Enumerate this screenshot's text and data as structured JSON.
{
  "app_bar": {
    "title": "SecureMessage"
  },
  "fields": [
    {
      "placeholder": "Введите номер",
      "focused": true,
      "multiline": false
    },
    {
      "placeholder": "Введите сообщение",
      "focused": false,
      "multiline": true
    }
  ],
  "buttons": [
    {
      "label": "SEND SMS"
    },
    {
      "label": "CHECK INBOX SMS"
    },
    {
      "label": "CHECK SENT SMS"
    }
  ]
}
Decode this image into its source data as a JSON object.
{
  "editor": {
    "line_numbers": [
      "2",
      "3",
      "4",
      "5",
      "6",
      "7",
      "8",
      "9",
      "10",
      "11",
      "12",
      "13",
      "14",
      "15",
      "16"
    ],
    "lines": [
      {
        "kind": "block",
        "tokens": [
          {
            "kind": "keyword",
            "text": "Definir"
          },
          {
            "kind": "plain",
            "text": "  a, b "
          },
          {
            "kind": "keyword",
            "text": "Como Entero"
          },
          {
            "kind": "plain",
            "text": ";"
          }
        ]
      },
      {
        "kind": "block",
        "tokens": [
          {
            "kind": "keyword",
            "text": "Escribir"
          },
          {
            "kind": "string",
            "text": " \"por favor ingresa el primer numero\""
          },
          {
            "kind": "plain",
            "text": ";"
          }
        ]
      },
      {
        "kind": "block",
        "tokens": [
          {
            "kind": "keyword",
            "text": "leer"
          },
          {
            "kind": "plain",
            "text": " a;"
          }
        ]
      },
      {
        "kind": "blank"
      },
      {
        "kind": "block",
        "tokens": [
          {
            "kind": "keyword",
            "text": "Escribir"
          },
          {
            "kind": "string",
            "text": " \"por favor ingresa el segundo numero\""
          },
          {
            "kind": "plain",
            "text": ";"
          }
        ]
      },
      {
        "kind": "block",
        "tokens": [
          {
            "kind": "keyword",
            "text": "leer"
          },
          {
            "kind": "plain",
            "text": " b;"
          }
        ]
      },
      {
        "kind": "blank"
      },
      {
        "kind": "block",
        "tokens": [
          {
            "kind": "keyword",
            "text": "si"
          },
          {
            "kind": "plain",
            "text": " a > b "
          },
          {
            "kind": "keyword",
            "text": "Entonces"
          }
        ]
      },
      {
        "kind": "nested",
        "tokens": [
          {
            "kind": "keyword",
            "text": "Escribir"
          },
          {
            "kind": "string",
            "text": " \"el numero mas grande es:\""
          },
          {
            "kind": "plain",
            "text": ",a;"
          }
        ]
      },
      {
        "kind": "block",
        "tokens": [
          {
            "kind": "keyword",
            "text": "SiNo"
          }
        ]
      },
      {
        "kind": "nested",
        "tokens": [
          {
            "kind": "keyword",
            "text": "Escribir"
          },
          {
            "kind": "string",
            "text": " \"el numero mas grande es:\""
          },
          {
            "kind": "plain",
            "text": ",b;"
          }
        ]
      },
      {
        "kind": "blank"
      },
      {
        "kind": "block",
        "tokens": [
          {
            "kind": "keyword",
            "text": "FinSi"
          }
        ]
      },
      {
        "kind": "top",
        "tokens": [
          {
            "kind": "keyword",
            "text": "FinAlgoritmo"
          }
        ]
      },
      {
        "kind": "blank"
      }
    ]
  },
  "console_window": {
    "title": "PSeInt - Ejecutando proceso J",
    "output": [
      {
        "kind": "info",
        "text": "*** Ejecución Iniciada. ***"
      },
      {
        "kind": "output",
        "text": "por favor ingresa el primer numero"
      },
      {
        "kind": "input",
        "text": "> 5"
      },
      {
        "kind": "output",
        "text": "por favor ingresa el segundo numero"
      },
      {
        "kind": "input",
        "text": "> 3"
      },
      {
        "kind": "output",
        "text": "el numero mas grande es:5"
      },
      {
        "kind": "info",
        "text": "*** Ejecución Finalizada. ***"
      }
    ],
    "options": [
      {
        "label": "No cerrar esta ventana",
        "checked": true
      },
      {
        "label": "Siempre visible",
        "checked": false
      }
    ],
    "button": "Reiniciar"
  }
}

What the exercise asks: Go over the data above and copy every line that has the word "Ejecución" in it.

Exercise response:
        "text": "*** Ejecución Iniciada. ***"
        "text": "*** Ejecución Finalizada. ***"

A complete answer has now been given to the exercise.